Exercise goal:
An exact copy of every record is needed.

Stored records:
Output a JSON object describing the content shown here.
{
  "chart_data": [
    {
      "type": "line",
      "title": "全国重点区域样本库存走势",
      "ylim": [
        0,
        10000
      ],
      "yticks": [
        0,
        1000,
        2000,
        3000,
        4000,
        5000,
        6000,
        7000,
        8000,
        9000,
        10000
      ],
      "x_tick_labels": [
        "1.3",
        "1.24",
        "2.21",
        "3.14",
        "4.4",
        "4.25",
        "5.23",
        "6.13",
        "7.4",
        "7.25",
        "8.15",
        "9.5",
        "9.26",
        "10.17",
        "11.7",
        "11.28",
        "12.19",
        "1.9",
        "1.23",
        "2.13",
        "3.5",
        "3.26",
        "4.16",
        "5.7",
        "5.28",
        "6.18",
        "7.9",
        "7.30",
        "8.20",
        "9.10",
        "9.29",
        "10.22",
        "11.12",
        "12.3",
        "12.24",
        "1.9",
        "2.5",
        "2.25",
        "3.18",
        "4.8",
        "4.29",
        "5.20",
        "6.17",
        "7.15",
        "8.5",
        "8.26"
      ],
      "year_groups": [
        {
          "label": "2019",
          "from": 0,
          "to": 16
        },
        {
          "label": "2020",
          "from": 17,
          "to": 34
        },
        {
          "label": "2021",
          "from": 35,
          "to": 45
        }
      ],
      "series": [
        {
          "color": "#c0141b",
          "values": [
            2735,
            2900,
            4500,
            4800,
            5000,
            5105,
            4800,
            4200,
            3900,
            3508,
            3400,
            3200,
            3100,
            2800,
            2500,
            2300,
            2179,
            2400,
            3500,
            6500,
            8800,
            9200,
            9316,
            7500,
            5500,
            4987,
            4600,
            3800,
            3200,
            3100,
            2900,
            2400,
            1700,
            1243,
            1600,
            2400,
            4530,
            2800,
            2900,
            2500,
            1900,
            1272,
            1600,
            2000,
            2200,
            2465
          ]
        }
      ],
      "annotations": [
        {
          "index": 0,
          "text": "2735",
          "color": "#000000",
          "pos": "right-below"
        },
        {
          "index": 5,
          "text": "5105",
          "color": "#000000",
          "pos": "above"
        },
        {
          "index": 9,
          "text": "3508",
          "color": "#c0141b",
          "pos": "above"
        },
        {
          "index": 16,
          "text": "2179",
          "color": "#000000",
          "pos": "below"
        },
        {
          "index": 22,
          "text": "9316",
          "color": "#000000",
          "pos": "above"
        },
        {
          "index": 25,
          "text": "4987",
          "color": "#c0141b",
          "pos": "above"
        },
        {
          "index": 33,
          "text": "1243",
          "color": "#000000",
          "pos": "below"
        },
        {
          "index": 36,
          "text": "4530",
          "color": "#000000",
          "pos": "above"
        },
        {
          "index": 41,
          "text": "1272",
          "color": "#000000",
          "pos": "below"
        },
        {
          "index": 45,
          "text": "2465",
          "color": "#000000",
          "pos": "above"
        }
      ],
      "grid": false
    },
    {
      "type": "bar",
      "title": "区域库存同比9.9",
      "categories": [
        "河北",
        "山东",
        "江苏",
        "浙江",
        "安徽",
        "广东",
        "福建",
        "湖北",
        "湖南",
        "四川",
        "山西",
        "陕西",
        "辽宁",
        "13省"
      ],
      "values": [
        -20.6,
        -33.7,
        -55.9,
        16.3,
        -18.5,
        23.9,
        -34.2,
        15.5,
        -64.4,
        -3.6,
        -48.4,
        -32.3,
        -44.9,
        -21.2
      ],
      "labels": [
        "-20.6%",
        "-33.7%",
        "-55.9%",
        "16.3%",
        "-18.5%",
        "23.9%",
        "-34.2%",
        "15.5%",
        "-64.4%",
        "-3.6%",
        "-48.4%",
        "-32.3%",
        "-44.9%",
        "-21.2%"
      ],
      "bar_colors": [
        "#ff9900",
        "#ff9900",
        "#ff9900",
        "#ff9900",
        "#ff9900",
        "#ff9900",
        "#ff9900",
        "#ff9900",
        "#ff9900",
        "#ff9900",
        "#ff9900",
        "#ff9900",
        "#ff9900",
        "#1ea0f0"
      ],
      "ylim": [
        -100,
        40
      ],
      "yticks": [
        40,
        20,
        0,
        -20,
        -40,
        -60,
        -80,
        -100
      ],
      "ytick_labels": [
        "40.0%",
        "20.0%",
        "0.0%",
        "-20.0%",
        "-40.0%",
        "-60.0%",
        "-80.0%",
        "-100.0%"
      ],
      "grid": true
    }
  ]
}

The output:
Output a JSON object describing the content shown here.
{
  "chart_data": [
    {
      "type": "line",
      "title": "全国重点区域样本库存走势",
      "ylim": [
        0,
        10000
      ],
      "yticks": [
        0,
        1000,
        2000,
        3000,
        4000,
        5000,
        6000,
        7000,
        8000,
        9000,
        10000
      ],
      "x_tick_labels": [
        "1.3",
        "1.24",
        "2.21",
        "3.14",
        "4.4",
        "4.25",
        "5.23",
        "6.13",
        "7.4",
        "7.25",
        "8.15",
        "9.5",
        "9.26",
        "10.17",
        "11.7",
        "11.28",
        "12.19",
        "1.9",
        "1.23",
        "2.13",
        "3.5",
        "3.26",
        "4.16",
        "5.7",
        "5.28",
        "6.18",
        "7.9",
        "7.30",
        "8.20",
        "9.10",
        "9.29",
        "10.22",
        "11.12",
        "12.3",
        "12.24",
        "1.9",
        "2.5",
        "2.25",
        "3.18",
        "4.8",
        "4.29",
        "5.20",
        "6.17",
        "7.15",
        "8.5",
        "8.26"
      ],
      "year_groups": [
        {
          "label": "2019",
          "from": 0,
          "to": 16
        },
        {
          "label": "2020",
          "from": 17,
          "to": 34
        },
        {
          "label": "2021",
          "from": 35,
          "to": 45
        }
      ],
      "series": [
        {
          "color": "#c0141b",
          "values": [
            2735,
            2900,
            4500,
            4800,
            5000,
            5105,
            4800,
            4200,
            3900,
            3508,
            3400,
            3200,
            3100,
            2800,
            2500,
            2300,
            2179,
            2400,
            3500,
            6500,
            8800,
            9200,
            9316,
            7500,
            5500,
            4987,
            4600,
            3800,
            3200,
            3100,
            2900,
            2400,
            1700,
            1243,
            1600,
            2400,
            4530,
            2800,
            2900,
            2500,
            1900,
            1272,
            1600,
            2000,
            2200,
            2465
          ]
        }
      ],
      "annotations": [
        {
          "index": 0,
          "text": "2735",
          "color": "#000000",
          "pos": "right-below"
        },
        {
          "index": 5,
          "text": "5105",
          "color": "#000000",
          "pos": "above"
        },
        {
          "index": 9,
          "text": "3508",
          "color": "#c0141b",
          "pos": "above"
        },
        {
          "index": 16,
          "text": "2179",
          "color": "#000000",
          "pos": "below"
        },
        {
          "index": 22,
          "text": "9316",
          "color": "#000000",
          "pos": "above"
        },
        {
          "index": 25,
          "text": "4987",
          "color": "#c0141b",
          "pos": "above"
        },
        {
          "index": 33,
          "text": "1243",
          "color": "#000000",
          "pos": "below"
        },
        {
          "index": 36,
          "text": "4530",
          "color": "#000000",
          "pos": "above"
        },
        {
          "index": 41,
          "text": "1272",
          "color": "#000000",
          "pos": "below"
        },
        {
          "index": 45,
          "text": "2465",
          "color": "#000000",
          "pos": "above"
        }
      ],
      "grid": false
    },
    {
      "type": "bar",
      "title": "区域库存同比9.9",
      "categories": [
        "河北",
        "山东",
        "江苏",
        "浙江",
        "安徽",
        "广东",
        "福建",
        "湖北",
        "湖南",
        "四川",
        "山西",
        "陕西",
        "辽宁",
        "13省"
      ],
      "values": [
        -20.6,
        -33.7,
        -55.9,
        16.3,
        -18.5,
        23.9,
        -34.2,
        15.5,
        -64.4,
        -3.6,
        -48.4,
        -32.3,
        -44.9,
        -21.2
      ],
      "labels": [
        "-20.6%",
        "-33.7%",
        "-55.9%",
        "16.3%",
        "-18.5%",
        "23.9%",
        "-34.2%",
        "15.5%",
        "-64.4%",
        "-3.6%",
        "-48.4%",
        "-32.3%",
        "-44.9%",
        "-21.2%"
      ],
      "bar_colors": [
        "#ff9900",
        "#ff9900",
        "#ff9900",
        "#ff9900",
        "#ff9900",
        "#ff9900",
        "#ff9900",
        "#ff9900",
        "#ff9900",
        "#ff9900",
        "#ff9900",
        "#ff9900",
        "#ff9900",
        "#1ea0f0"
      ],
      "ylim": [
        -100,
        40
      ],
      "yticks": [
        40,
        20,
        0,
        -20,
        -40,
        -60,
        -80,
        -100
      ],
      "ytick_labels": [
        "40.0%",
        "20.0%",
        "0.0%",
        "-20.0%",
        "-40.0%",
        "-60.0%",
        "-80.0%",
        "-100.0%"
      ],
      "grid": true
    }
  ]
}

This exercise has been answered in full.